QUOTED PASSAGE =>
--------------------------------

(TEDxConcordiaUPortland2012/Flickr)

For the past several years, heartfelt, sometimes tormented emails have been pouring into the inbox of Dear Sugar, the advice columnist for the online literary magazine “The Rumpus.” Sugar — recently revealed as bestselling memoirist and novelist Cheryl Strayed — answers the calls for help with deep empathy, honesty and often with toughness. Strayed joins us to talk about giving advice and her golden rule: trust yourself.

Guests:
Cheryl Strayed, author of "Tiny Beautiful Things: Advice on Love and Life from 'Dear Sugar'" and the memoir "Wild: From Lost to Found on the Pacific Crest Trail"

  • Beth Grant DeRoos

    Have been a big fan of Ms Strayed since reading/reviewing her awesome book WILD months ago.  Am so excited to see she is on Forum as I told her in either a Tweet/email/FB post (cannot remember which) that I hoped she would be on the show. Even emailed FORUM months ago to suggest her as a guest.  

    We are over near Sonora and often trek north or south for a day or two on the PCT.  This past month we saw families, a few disabled and elders when trekking one week end.

  • Us-in-Nevada

    Dear Sugar;

    So far we have heard lots about monogamy. How about polyamory?

--------------------------------

DATA UNDER STUDY =>
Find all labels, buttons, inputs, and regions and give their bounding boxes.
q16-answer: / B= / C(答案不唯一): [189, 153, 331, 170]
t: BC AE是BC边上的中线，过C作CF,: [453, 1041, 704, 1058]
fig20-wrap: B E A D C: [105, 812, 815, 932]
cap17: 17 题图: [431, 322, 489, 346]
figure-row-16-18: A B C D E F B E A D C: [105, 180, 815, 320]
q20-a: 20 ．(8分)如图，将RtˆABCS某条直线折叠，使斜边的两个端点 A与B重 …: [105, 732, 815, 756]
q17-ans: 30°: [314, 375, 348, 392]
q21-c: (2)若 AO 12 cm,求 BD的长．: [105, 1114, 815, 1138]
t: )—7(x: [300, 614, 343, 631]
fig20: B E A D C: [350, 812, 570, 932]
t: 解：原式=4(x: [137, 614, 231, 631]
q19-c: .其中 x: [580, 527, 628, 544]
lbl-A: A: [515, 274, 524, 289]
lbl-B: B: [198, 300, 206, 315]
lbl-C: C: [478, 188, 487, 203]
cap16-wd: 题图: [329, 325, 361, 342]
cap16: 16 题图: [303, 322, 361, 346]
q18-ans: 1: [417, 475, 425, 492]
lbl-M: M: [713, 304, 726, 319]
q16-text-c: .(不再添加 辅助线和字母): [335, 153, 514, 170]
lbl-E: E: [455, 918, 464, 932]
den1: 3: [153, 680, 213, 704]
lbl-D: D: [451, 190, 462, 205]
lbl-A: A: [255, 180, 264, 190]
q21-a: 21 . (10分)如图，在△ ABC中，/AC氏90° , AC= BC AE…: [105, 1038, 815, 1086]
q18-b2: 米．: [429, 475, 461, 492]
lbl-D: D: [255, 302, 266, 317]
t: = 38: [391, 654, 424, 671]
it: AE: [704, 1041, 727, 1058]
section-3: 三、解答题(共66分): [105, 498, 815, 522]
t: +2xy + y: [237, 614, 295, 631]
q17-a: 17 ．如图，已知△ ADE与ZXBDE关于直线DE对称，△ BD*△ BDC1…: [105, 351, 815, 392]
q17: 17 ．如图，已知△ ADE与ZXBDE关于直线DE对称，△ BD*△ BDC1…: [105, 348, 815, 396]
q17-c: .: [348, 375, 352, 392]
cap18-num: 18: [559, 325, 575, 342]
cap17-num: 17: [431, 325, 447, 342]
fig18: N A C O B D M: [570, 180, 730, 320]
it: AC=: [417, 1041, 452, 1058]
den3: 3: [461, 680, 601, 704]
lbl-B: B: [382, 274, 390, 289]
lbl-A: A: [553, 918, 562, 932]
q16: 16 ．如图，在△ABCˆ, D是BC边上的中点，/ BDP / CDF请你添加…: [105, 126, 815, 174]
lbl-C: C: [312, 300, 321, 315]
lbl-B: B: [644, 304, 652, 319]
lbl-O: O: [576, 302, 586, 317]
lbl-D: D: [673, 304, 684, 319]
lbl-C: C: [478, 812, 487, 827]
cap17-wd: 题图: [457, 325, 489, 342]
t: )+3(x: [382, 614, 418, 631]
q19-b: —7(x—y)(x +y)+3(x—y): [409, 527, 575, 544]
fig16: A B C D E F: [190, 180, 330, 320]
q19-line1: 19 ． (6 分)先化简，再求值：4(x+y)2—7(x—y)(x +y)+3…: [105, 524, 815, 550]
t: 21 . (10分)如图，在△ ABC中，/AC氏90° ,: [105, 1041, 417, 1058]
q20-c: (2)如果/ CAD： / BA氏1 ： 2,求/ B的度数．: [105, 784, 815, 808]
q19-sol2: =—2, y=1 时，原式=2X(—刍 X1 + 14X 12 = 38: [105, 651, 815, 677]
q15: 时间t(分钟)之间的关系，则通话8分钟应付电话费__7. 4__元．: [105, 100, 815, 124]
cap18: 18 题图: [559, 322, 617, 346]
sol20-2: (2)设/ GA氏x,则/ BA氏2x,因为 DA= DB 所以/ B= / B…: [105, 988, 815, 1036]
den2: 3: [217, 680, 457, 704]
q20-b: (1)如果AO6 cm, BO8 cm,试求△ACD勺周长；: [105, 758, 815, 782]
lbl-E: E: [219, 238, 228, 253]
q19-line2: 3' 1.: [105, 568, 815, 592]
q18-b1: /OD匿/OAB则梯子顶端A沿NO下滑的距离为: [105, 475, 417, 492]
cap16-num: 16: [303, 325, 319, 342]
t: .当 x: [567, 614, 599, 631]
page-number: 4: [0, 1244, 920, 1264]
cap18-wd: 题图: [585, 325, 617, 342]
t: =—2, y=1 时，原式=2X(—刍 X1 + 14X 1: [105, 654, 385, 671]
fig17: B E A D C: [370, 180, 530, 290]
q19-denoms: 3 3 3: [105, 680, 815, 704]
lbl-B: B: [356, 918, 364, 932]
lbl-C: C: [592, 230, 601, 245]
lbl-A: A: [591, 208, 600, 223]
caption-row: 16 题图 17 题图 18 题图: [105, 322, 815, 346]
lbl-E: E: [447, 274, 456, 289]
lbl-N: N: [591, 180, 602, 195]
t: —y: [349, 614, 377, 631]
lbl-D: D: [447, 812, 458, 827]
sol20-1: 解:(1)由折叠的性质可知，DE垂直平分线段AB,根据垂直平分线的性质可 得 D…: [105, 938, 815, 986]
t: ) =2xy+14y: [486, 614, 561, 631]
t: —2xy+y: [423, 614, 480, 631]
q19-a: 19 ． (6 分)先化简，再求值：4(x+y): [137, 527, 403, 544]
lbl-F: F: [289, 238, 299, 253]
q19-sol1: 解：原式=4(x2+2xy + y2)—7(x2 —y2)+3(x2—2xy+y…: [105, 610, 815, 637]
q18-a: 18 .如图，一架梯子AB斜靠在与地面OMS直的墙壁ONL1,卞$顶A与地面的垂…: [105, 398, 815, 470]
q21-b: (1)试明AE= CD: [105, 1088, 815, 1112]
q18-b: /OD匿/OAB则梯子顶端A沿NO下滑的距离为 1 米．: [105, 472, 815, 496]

--------------------------------

WHAT TO DO => Extend the page about Cheryl Strayed's "Dear Sugar" advice column, picking up after its final line.

ANSWER TO THIS PROBLEM =>
    Us

     

  • SL111

    The first two people who have called in illustrate a point that I think is lost in our culture.  People who are confused about relationship to this extent need counseling, therapy, probably have trauma in their backgrounds.  I believe they need to be directed toward deeper help.  They are unlikely to find what they need without it.

  • Paul

    I have been married less than one year and the sex is not very good. My wife and I did not have sex before marriage. How can I make it better? My wife does not show much interest in sex. How worried should I be if we only have sex about once every two weeks?

    • Rio

      First, try asking her how you can help her day go better–with NO expectation of being rewarded! Be nice to her think about what weighs on her during the day–stop thinking of her as a servant–help her with daily tasks with NO expectation of being rewarded. DO not tell her over and over how she is not satisfying you–see how YOU can satisfy her…you may be surprised that she sees you differently all of a sudden.